* **Short exercise**:
Would you set down every entry shown below, precisely as written?

* **Supplied information**:
---
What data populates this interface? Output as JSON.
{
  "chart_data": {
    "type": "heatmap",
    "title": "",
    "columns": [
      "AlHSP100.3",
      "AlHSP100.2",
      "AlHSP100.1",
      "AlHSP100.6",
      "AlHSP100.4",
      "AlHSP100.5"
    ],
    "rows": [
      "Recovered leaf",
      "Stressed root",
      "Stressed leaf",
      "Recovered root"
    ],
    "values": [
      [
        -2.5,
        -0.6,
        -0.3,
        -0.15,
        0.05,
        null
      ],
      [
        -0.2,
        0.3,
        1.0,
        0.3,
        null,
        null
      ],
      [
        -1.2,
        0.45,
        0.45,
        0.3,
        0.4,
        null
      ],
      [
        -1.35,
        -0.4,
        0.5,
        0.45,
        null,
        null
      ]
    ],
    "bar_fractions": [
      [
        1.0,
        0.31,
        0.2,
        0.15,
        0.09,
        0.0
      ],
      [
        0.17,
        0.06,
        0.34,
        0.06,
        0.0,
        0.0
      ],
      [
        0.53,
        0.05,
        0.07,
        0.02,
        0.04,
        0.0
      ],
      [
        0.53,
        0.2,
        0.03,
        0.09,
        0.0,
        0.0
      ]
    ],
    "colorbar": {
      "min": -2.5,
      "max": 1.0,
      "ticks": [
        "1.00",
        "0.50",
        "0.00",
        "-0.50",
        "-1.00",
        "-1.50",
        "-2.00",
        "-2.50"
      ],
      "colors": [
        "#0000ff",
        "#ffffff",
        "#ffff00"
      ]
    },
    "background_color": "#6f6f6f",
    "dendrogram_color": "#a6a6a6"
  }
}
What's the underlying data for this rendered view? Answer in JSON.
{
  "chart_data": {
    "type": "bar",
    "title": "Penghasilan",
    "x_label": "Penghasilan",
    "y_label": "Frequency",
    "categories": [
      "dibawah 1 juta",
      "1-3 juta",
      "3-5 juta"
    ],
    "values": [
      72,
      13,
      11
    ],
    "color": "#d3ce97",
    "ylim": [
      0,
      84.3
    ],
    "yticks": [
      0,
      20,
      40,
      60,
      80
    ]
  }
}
---
* **Exercise output**:
What data populates this interface? Output as JSON.
{
  "chart_data": {
    "type": "heatmap",
    "title": "",
    "columns": [
      "AlHSP100.3",
      "AlHSP100.2",
      "AlHSP100.1",
      "AlHSP100.6",
      "AlHSP100.4",
      "AlHSP100.5"
    ],
    "rows": [
      "Recovered leaf",
      "Stressed root",
      "Stressed leaf",
      "Recovered root"
    ],
    "values": [
      [
        -2.5,
        -0.6,
        -0.3,
        -0.15,
        0.05,
        null
      ],
      [
        -0.2,
        0.3,
        1.0,
        0.3,
        null,
        null
      ],
      [
        -1.2,
        0.45,
        0.45,
        0.3,
        0.4,
        null
      ],
      [
        -1.35,
        -0.4,
        0.5,
        0.45,
        null,
        null
      ]
    ],
    "bar_fractions": [
      [
        1.0,
        0.31,
        0.2,
        0.15,
        0.09,
        0.0
      ],
      [
        0.17,
        0.06,
        0.34,
        0.06,
        0.0,
        0.0
      ],
      [
        0.53,
        0.05,
        0.07,
        0.02,
        0.04,
        0.0
      ],
      [
        0.53,
        0.2,
        0.03,
        0.09,
        0.0,
        0.0
      ]
    ],
    "colorbar": {
      "min": -2.5,
      "max": 1.0,
      "ticks": [
        "1.00",
        "0.50",
        "0.00",
        "-0.50",
        "-1.00",
        "-1.50",
        "-2.00",
        "-2.50"
      ],
      "colors": [
        "#0000ff",
        "#ffffff",
        "#ffff00"
      ]
    },
    "background_color": "#6f6f6f",
    "dendrogram_color": "#a6a6a6"
  }
}
What's the underlying data for this rendered view? Answer in JSON.
{
  "chart_data": {
    "type": "bar",
    "title": "Penghasilan",
    "x_label": "Penghasilan",
    "y_label": "Frequency",
    "categories": [
      "dibawah 1 juta",
      "1-3 juta",
      "3-5 juta"
    ],
    "values": [
      72,
      13,
      11
    ],
    "color": "#d3ce97",
    "ylim": [
      0,
      84.3
    ],
    "yticks": [
      0,
      20,
      40,
      60,
      80
    ]
  }
}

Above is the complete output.